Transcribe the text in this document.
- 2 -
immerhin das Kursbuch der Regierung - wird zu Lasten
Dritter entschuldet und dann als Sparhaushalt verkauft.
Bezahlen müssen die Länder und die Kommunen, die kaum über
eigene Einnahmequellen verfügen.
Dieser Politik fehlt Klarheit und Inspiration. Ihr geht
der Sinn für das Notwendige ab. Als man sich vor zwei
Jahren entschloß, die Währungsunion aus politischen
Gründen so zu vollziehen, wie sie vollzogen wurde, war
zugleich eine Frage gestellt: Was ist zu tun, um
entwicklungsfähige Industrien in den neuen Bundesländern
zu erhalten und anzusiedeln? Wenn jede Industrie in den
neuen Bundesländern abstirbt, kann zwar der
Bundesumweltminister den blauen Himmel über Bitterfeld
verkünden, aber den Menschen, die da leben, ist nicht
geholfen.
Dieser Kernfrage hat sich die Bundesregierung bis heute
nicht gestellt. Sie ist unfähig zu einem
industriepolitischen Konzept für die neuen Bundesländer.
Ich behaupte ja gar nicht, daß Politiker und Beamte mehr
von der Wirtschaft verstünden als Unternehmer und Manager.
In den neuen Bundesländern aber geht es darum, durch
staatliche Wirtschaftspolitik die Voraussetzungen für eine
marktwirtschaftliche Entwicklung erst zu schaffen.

______________________________

STATED TASK:
Go through the listing above and list every line that has the word "nicht".

TASK ANSWER:
verkünden, aber den Menschen, die da leben, ist nicht
nicht gestellt. Sie ist unfähig zu einem
Ich behaupte ja gar nicht, daß Politiker und Beamte mehr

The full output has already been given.